Each of the entries should be retyped precisely as it appears.

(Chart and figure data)
* Begin *

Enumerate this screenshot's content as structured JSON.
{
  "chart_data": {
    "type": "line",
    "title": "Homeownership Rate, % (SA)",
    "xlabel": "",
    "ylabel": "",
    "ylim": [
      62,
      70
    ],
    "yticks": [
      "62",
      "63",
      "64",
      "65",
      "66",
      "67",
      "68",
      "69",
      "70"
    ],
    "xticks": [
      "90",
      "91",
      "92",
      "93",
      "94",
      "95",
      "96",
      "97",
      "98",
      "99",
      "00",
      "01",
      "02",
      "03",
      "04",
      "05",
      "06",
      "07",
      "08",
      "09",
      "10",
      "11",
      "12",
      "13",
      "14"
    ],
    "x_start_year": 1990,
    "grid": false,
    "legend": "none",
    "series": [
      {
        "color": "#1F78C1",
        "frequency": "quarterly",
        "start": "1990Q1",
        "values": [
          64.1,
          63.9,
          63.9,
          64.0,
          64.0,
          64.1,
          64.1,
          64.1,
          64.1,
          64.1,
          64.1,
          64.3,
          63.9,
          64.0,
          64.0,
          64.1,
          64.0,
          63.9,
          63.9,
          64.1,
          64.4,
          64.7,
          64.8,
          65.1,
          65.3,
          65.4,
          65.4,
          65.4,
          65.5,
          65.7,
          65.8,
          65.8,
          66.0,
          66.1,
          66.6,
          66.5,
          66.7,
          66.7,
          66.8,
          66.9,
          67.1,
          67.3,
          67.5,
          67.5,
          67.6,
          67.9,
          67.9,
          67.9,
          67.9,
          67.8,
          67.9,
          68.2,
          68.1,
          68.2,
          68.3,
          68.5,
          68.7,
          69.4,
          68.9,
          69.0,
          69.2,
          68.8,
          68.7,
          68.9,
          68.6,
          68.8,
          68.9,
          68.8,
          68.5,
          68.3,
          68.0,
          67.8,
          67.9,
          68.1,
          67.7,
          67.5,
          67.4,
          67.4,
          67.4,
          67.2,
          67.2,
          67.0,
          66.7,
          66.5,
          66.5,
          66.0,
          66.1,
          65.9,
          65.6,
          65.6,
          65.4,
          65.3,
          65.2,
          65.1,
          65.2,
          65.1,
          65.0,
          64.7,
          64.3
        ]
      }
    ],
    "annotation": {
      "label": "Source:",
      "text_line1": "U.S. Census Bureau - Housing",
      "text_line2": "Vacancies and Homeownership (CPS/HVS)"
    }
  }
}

* End *

=== Exercise output ===
Enumerate this screenshot's content as structured JSON.
{
  "chart_data": {
    "type": "line",
    "title": "Homeownership Rate, % (SA)",
    "xlabel": "",
    "ylabel": "",
    "ylim": [
      62,
      70
    ],
    "yticks": [
      "62",
      "63",
      "64",
      "65",
      "66",
      "67",
      "68",
      "69",
      "70"
    ],
    "xticks": [
      "90",
      "91",
      "92",
      "93",
      "94",
      "95",
      "96",
      "97",
      "98",
      "99",
      "00",
      "01",
      "02",
      "03",
      "04",
      "05",
      "06",
      "07",
      "08",
      "09",
      "10",
      "11",
      "12",
      "13",
      "14"
    ],
    "x_start_year": 1990,
    "grid": false,
    "legend": "none",
    "series": [
      {
        "color": "#1F78C1",
        "frequency": "quarterly",
        "start": "1990Q1",
        "values": [
          64.1,
          63.9,
          63.9,
          64.0,
          64.0,
          64.1,
          64.1,
          64.1,
          64.1,
          64.1,
          64.1,
          64.3,
          63.9,
          64.0,
          64.0,
          64.1,
          64.0,
          63.9,
          63.9,
          64.1,
          64.4,
          64.7,
          64.8,
          65.1,
          65.3,
          65.4,
          65.4,
          65.4,
          65.5,
          65.7,
          65.8,
          65.8,
          66.0,
          66.1,
          66.6,
          66.5,
          66.7,
          66.7,
          66.8,
          66.9,
          67.1,
          67.3,
          67.5,
          67.5,
          67.6,
          67.9,
          67.9,
          67.9,
          67.9,
          67.8,
          67.9,
          68.2,
          68.1,
          68.2,
          68.3,
          68.5,
          68.7,
          69.4,
          68.9,
          69.0,
          69.2,
          68.8,
          68.7,
          68.9,
          68.6,
          68.8,
          68.9,
          68.8,
          68.5,
          68.3,
          68.0,
          67.8,
          67.9,
          68.1,
          67.7,
          67.5,
          67.4,
          67.4,
          67.4,
          67.2,
          67.2,
          67.0,
          66.7,
          66.5,
          66.5,
          66.0,
          66.1,
          65.9,
          65.6,
          65.6,
          65.4,
          65.3,
          65.2,
          65.1,
          65.2,
          65.1,
          65.0,
          64.7,
          64.3
        ]
      }
    ],
    "annotation": {
      "label": "Source:",
      "text_line1": "U.S. Census Bureau - Housing",
      "text_line2": "Vacancies and Homeownership (CPS/HVS)"
    }
  }
}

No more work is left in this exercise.